_Given records_
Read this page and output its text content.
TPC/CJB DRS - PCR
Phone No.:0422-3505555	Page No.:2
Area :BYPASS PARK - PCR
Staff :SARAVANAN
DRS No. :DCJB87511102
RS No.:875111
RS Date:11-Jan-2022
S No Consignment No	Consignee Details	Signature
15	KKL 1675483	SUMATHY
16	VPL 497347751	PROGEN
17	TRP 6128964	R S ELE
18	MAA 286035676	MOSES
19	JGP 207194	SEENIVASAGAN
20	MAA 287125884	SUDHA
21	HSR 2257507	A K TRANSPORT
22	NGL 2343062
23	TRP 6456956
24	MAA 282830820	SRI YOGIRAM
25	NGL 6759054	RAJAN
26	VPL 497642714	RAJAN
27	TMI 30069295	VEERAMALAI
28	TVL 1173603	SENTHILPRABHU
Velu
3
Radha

_Objective_
Reproduce the complete set of lines precisely as supplied.

_Reply_
Read this page and output its text content.
TPC/CJB DRS - PCR
Phone No.:0422-3505555	Page No.:2
Area :BYPASS PARK - PCR
Staff :SARAVANAN
DRS No. :DCJB87511102
RS No.:875111
RS Date:11-Jan-2022
S No Consignment No	Consignee Details	Signature
15	KKL 1675483	SUMATHY
16	VPL 497347751	PROGEN
17	TRP 6128964	R S ELE
18	MAA 286035676	MOSES
19	JGP 207194	SEENIVASAGAN
20	MAA 287125884	SUDHA
21	HSR 2257507	A K TRANSPORT
22	NGL 2343062
23	TRP 6456956
24	MAA 282830820	SRI YOGIRAM
25	NGL 6759054	RAJAN
26	VPL 497642714	RAJAN
27	TMI 30069295	VEERAMALAI
28	TVL 1173603	SENTHILPRABHU
Velu
3
Radha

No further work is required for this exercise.